[Dataset records]
>>>

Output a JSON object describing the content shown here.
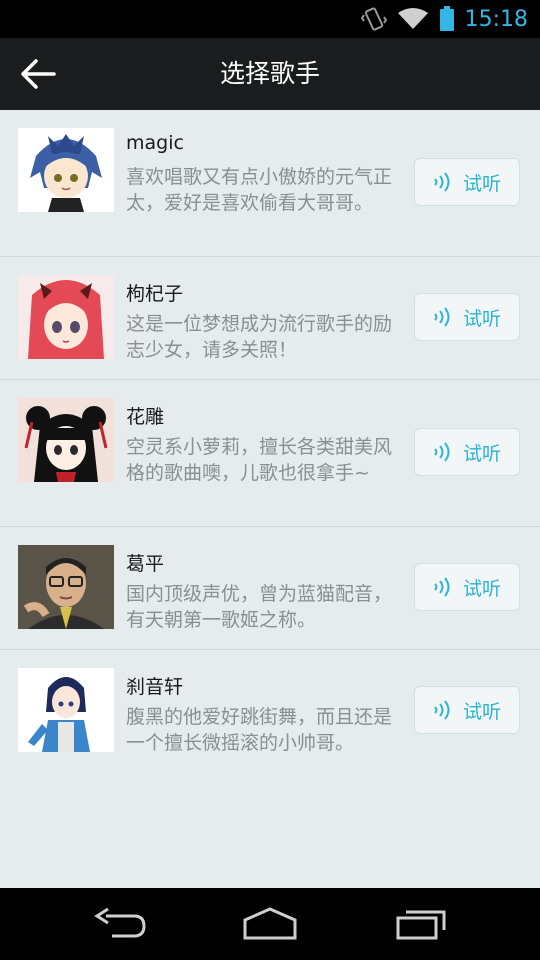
{
  "status_bar": {
    "time": "15:18"
  },
  "app_bar": {
    "title": "选择歌手"
  },
  "singers": [
    {
      "name": "magic",
      "description": "喜欢唱歌又有点小傲娇的元气正太，爱好是喜欢偷看大哥哥。",
      "listen_label": "试听"
    },
    {
      "name": "枸杞子",
      "description": "这是一位梦想成为流行歌手的励志少女，请多关照！",
      "listen_label": "试听"
    },
    {
      "name": "花雕",
      "description": "空灵系小萝莉，擅长各类甜美风格的歌曲噢，儿歌也很拿手~",
      "listen_label": "试听"
    },
    {
      "name": "葛平",
      "description": "国内顶级声优，曾为蓝猫配音，有天朝第一歌姬之称。",
      "listen_label": "试听"
    },
    {
      "name": "刹音轩",
      "description": "腹黑的他爱好跳街舞，而且还是一个擅长微摇滚的小帅哥。",
      "listen_label": "试听"
    }
  ],
  "colors": {
    "accent": "#2bb3d9",
    "status_accent": "#33b5e5",
    "background": "#e6ecee",
    "app_bar": "#1b1c1e"
  }
}
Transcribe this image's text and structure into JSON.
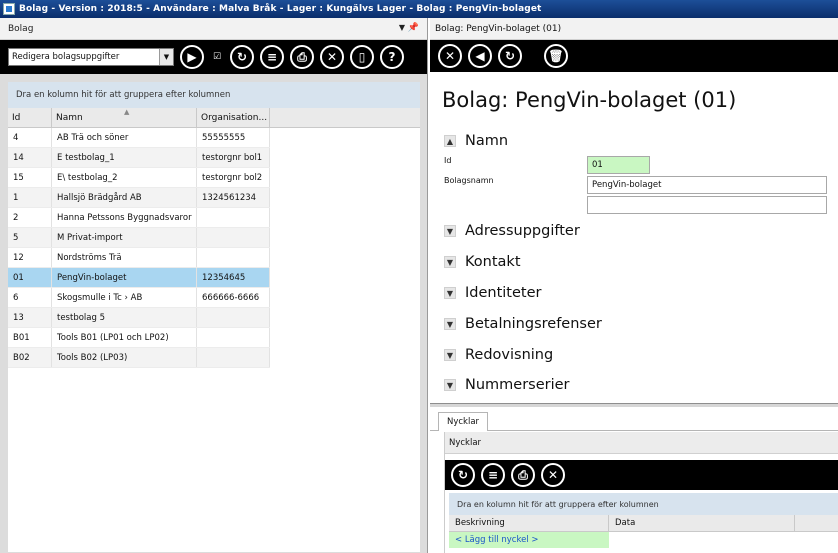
{
  "window": {
    "title": "Bolag - Version : 2018:5 - Användare : Malva Bråk - Lager : Kungälvs Lager - Bolag : PengVin-bolaget"
  },
  "left": {
    "header": "Bolag",
    "combo_value": "Redigera bolagsuppgifter",
    "group_hint": "Dra en kolumn hit för att gruppera efter kolumnen",
    "columns": {
      "id": "Id",
      "namn": "Namn",
      "org": "Organisation..."
    },
    "rows": [
      {
        "id": "4",
        "namn": "AB Trä och söner",
        "org": "55555555"
      },
      {
        "id": "14",
        "namn": "E      testbolag_1",
        "org": "testorgnr bol1"
      },
      {
        "id": "15",
        "namn": "E\\      testbolag_2",
        "org": "testorgnr bol2"
      },
      {
        "id": "1",
        "namn": "Hallsjö Brädgård  AB",
        "org": "1324561234"
      },
      {
        "id": "2",
        "namn": "Hanna Petssons Byggnadsvaror",
        "org": ""
      },
      {
        "id": "5",
        "namn": "M      Privat-import",
        "org": ""
      },
      {
        "id": "12",
        "namn": "Nordströms Trä",
        "org": ""
      },
      {
        "id": "01",
        "namn": "PengVin-bolaget",
        "org": "12354645"
      },
      {
        "id": "6",
        "namn": "Skogsmulle i Tc        › AB",
        "org": "666666-6666"
      },
      {
        "id": "13",
        "namn": "testbolag 5",
        "org": ""
      },
      {
        "id": "B01",
        "namn": "Tools B01 (LP01 och LP02)",
        "org": ""
      },
      {
        "id": "B02",
        "namn": "Tools B02 (LP03)",
        "org": ""
      }
    ],
    "selected_row_index": 7
  },
  "right": {
    "header": "Bolag: PengVin-bolaget (01)",
    "page_title": "Bolag: PengVin-bolaget (01)",
    "sections": {
      "namn": "Namn",
      "adress": "Adressuppgifter",
      "kontakt": "Kontakt",
      "identiteter": "Identiteter",
      "betalning": "Betalningsrefenser",
      "redovisning": "Redovisning",
      "nummerserier": "Nummerserier"
    },
    "fields": {
      "id_label": "Id",
      "id_value": "01",
      "namn_label": "Bolagsnamn",
      "namn_value": "PengVin-bolaget",
      "namn_value2": ""
    },
    "tab_label": "Nycklar",
    "sub_header": "Nycklar",
    "sub_hint": "Dra en kolumn hit för att gruppera efter kolumnen",
    "sub_columns": {
      "beskrivning": "Beskrivning",
      "data": "Data"
    },
    "add_row": "< Lägg till nyckel >"
  },
  "icons": {
    "colors": {
      "selected_row": "#a9d6f1",
      "required_field": "#c9f7c2",
      "toolbar": "#000000"
    }
  }
}
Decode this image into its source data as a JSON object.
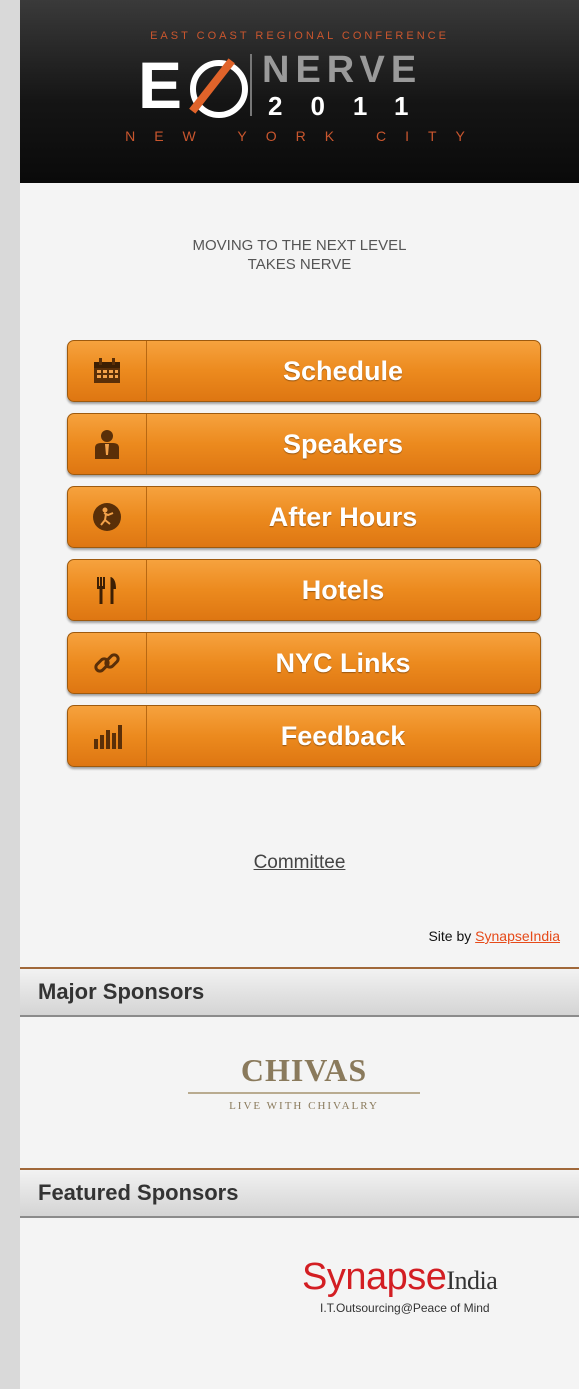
{
  "header": {
    "top_line": "EAST COAST REGIONAL CONFERENCE",
    "logo_eo": "EO",
    "logo_nerve": "NERVE",
    "logo_year": "2011",
    "logo_city": "NEW YORK CITY"
  },
  "tagline": {
    "line1": "MOVING TO THE NEXT LEVEL",
    "line2": "TAKES NERVE"
  },
  "nav": [
    {
      "label": "Schedule",
      "icon": "calendar-icon"
    },
    {
      "label": "Speakers",
      "icon": "person-icon"
    },
    {
      "label": "After Hours",
      "icon": "dancer-icon"
    },
    {
      "label": "Hotels",
      "icon": "fork-knife-icon"
    },
    {
      "label": "NYC Links",
      "icon": "link-icon"
    },
    {
      "label": "Feedback",
      "icon": "bar-chart-icon"
    }
  ],
  "committee_link": "Committee",
  "site_by": {
    "prefix": "Site by",
    "link": "SynapseIndia"
  },
  "sponsors": {
    "major_title": "Major Sponsors",
    "featured_title": "Featured Sponsors",
    "chivas_name": "CHIVAS",
    "chivas_tagline": "LIVE WITH CHIVALRY",
    "synapse_name": "Synapse",
    "synapse_suffix": "India",
    "synapse_tagline": "I.T.Outsourcing@Peace of Mind"
  },
  "colors": {
    "button_orange": "#ec8a1e",
    "header_dark": "#151515",
    "accent_orange": "#c9562e",
    "link_red": "#e64a19"
  }
}
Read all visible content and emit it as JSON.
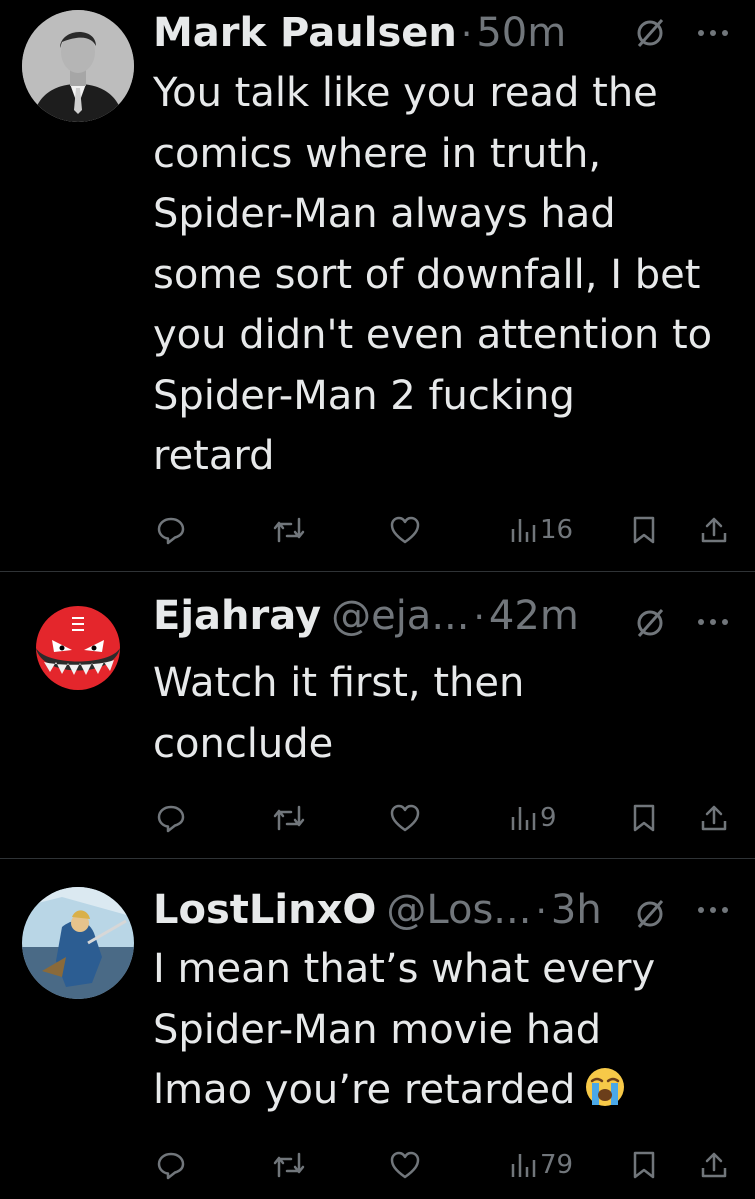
{
  "tweets": [
    {
      "name": "Mark Paulsen",
      "handle": "",
      "time": "50m",
      "lines": [
        "You talk like you read the",
        "comics where in truth,",
        "Spider-Man always had",
        "some sort of downfall, I bet",
        "you didn't even attention to",
        "Spider-Man 2 fucking",
        "retard"
      ],
      "views": "16"
    },
    {
      "name": "Ejahray",
      "handle": "@eja...",
      "time": "42m",
      "lines": [
        "Watch it first, then",
        "conclude"
      ],
      "views": "9"
    },
    {
      "name": "LostLinxO",
      "handle": "@Los...",
      "time": "3h",
      "lines": [
        "I mean that’s what every",
        "Spider-Man movie had",
        "lmao you’re retarded"
      ],
      "emoji": "loudly-crying-face-emoji",
      "views": "79"
    }
  ],
  "separator": "·",
  "icons": {
    "reply": "reply-icon",
    "retweet": "retweet-icon",
    "like": "heart-icon",
    "views": "views-bar-chart-icon",
    "bookmark": "bookmark-icon",
    "share": "share-icon",
    "mute": "muted-circle-slash-icon",
    "more": "more-dots-icon"
  },
  "colors": {
    "background": "#000000",
    "text": "#e7e9ea",
    "secondary": "#71767b",
    "divider": "#2f3336"
  }
}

<<<

### [TASK PROMPT]
The pictures should not be reproduced; quote all of the other material exactly.

### [WORKED ANSWER]
Output a JSON object describing the content shown here.
{
  "status_bar": {
    "time": "15:18"
  },
  "app_bar": {
    "title": "选择歌手"
  },
  "singers": [
    {
      "name": "magic",
      "description": "喜欢唱歌又有点小傲娇的元气正太，爱好是喜欢偷看大哥哥。",
      "listen_label": "试听"
    },
    {
      "name": "枸杞子",
      "description": "这是一位梦想成为流行歌手的励志少女，请多关照！",
      "listen_label": "试听"
    },
    {
      "name": "花雕",
      "description": "空灵系小萝莉，擅长各类甜美风格的歌曲噢，儿歌也很拿手~",
      "listen_label": "试听"
    },
    {
      "name": "葛平",
      "description": "国内顶级声优，曾为蓝猫配音，有天朝第一歌姬之称。",
      "listen_label": "试听"
    },
    {
      "name": "刹音轩",
      "description": "腹黑的他爱好跳街舞，而且还是一个擅长微摇滚的小帅哥。",
      "listen_label": "试听"
    }
  ],
  "colors": {
    "accent": "#2bb3d9",
    "status_accent": "#33b5e5",
    "background": "#e6ecee",
    "app_bar": "#1b1c1e"
  }
}
Transcribe this image's text and structure into JSON.
{
  "window": {
    "title": "Bolag - Version : 2018:5 - Användare : Malva Bråk - Lager : Kungälvs Lager - Bolag : PengVin-bolaget"
  },
  "left": {
    "header": "Bolag",
    "combo_value": "Redigera bolagsuppgifter",
    "group_hint": "Dra en kolumn hit för att gruppera efter kolumnen",
    "columns": {
      "id": "Id",
      "namn": "Namn",
      "org": "Organisation..."
    },
    "rows": [
      {
        "id": "4",
        "namn": "AB Trä och söner",
        "org": "55555555"
      },
      {
        "id": "14",
        "namn": "E      testbolag_1",
        "org": "testorgnr bol1"
      },
      {
        "id": "15",
        "namn": "E\\      testbolag_2",
        "org": "testorgnr bol2"
      },
      {
        "id": "1",
        "namn": "Hallsjö Brädgård  AB",
        "org": "1324561234"
      },
      {
        "id": "2",
        "namn": "Hanna Petssons Byggnadsvaror",
        "org": ""
      },
      {
        "id": "5",
        "namn": "M      Privat-import",
        "org": ""
      },
      {
        "id": "12",
        "namn": "Nordströms Trä",
        "org": ""
      },
      {
        "id": "01",
        "namn": "PengVin-bolaget",
        "org": "12354645"
      },
      {
        "id": "6",
        "namn": "Skogsmulle i Tc        › AB",
        "org": "666666-6666"
      },
      {
        "id": "13",
        "namn": "testbolag 5",
        "org": ""
      },
      {
        "id": "B01",
        "namn": "Tools B01 (LP01 och LP02)",
        "org": ""
      },
      {
        "id": "B02",
        "namn": "Tools B02 (LP03)",
        "org": ""
      }
    ],
    "selected_row_index": 7
  },
  "right": {
    "header": "Bolag: PengVin-bolaget (01)",
    "page_title": "Bolag: PengVin-bolaget (01)",
    "sections": {
      "namn": "Namn",
      "adress": "Adressuppgifter",
      "kontakt": "Kontakt",
      "identiteter": "Identiteter",
      "betalning": "Betalningsrefenser",
      "redovisning": "Redovisning",
      "nummerserier": "Nummerserier"
    },
    "fields": {
      "id_label": "Id",
      "id_value": "01",
      "namn_label": "Bolagsnamn",
      "namn_value": "PengVin-bolaget",
      "namn_value2": ""
    },
    "tab_label": "Nycklar",
    "sub_header": "Nycklar",
    "sub_hint": "Dra en kolumn hit för att gruppera efter kolumnen",
    "sub_columns": {
      "beskrivning": "Beskrivning",
      "data": "Data"
    },
    "add_row": "< Lägg till nyckel >"
  },
  "icons": {
    "colors": {
      "selected_row": "#a9d6f1",
      "required_field": "#c9f7c2",
      "toolbar": "#000000"
    }
  }
}
Decode this image into its source data as a JSON object.
{
  "header": {
    "top_line": "EAST COAST REGIONAL CONFERENCE",
    "logo_eo": "EO",
    "logo_nerve": "NERVE",
    "logo_year": "2011",
    "logo_city": "NEW YORK CITY"
  },
  "tagline": {
    "line1": "MOVING TO THE NEXT LEVEL",
    "line2": "TAKES NERVE"
  },
  "nav": [
    {
      "label": "Schedule",
      "icon": "calendar-icon"
    },
    {
      "label": "Speakers",
      "icon": "person-icon"
    },
    {
      "label": "After Hours",
      "icon": "dancer-icon"
    },
    {
      "label": "Hotels",
      "icon": "fork-knife-icon"
    },
    {
      "label": "NYC Links",
      "icon": "link-icon"
    },
    {
      "label": "Feedback",
      "icon": "bar-chart-icon"
    }
  ],
  "committee_link": "Committee",
  "site_by": {
    "prefix": "Site by",
    "link": "SynapseIndia"
  },
  "sponsors": {
    "major_title": "Major Sponsors",
    "featured_title": "Featured Sponsors",
    "chivas_name": "CHIVAS",
    "chivas_tagline": "LIVE WITH CHIVALRY",
    "synapse_name": "Synapse",
    "synapse_suffix": "India",
    "synapse_tagline": "I.T.Outsourcing@Peace of Mind"
  },
  "colors": {
    "button_orange": "#ec8a1e",
    "header_dark": "#151515",
    "accent_orange": "#c9562e",
    "link_red": "#e64a19"
  }
}
Read all visible content and emit it as JSON.
{
  "tweets": [
    {
      "name": "Mark Paulsen",
      "handle": "",
      "time": "50m",
      "lines": [
        "You talk like you read the",
        "comics where in truth,",
        "Spider-Man always had",
        "some sort of downfall, I bet",
        "you didn't even attention to",
        "Spider-Man 2 fucking",
        "retard"
      ],
      "views": "16"
    },
    {
      "name": "Ejahray",
      "handle": "@eja...",
      "time": "42m",
      "lines": [
        "Watch it first, then",
        "conclude"
      ],
      "views": "9"
    },
    {
      "name": "LostLinxO",
      "handle": "@Los...",
      "time": "3h",
      "lines": [
        "I mean that’s what every",
        "Spider-Man movie had",
        "lmao you’re retarded"
      ],
      "emoji": "loudly-crying-face-emoji",
      "views": "79"
    }
  ],
  "separator": "·",
  "icons": {
    "reply": "reply-icon",
    "retweet": "retweet-icon",
    "like": "heart-icon",
    "views": "views-bar-chart-icon",
    "bookmark": "bookmark-icon",
    "share": "share-icon",
    "mute": "muted-circle-slash-icon",
    "more": "more-dots-icon"
  },
  "colors": {
    "background": "#000000",
    "text": "#e7e9ea",
    "secondary": "#71767b",
    "divider": "#2f3336"
  }
}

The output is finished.